- [Task goal]:
Report each line of the data that includes the word "экрана".

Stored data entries
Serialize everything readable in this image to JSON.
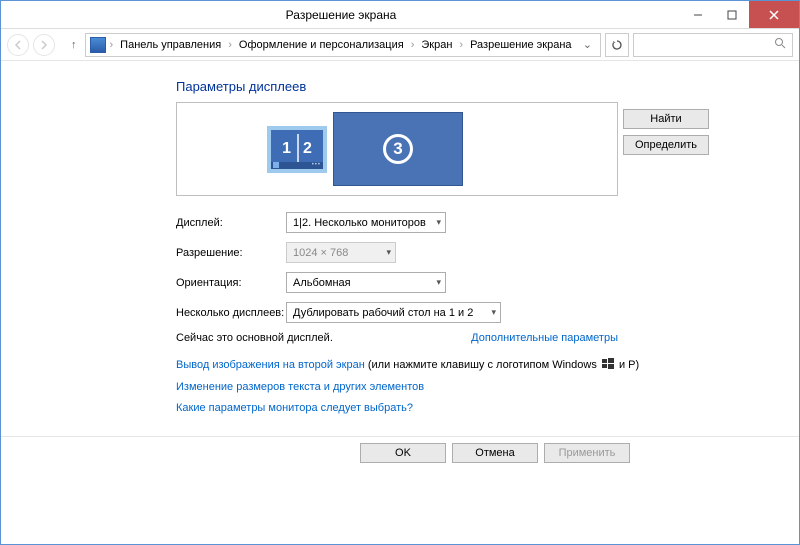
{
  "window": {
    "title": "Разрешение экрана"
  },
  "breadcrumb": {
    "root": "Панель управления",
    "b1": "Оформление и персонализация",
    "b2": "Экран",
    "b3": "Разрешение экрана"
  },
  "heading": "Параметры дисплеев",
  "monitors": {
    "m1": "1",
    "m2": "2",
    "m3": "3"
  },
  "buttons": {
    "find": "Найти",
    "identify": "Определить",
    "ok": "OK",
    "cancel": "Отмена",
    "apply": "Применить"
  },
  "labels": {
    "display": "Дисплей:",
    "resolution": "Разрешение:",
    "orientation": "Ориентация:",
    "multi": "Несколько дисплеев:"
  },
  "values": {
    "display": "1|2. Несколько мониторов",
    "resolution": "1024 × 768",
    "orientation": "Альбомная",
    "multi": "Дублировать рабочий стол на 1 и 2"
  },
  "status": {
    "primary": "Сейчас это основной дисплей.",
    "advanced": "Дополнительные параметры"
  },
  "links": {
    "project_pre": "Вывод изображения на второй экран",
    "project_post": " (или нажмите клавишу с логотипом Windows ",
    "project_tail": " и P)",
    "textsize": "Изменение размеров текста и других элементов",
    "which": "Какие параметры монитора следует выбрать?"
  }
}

- [Written reply]:
    "title": "Разрешение экрана"
    "b3": "Разрешение экрана"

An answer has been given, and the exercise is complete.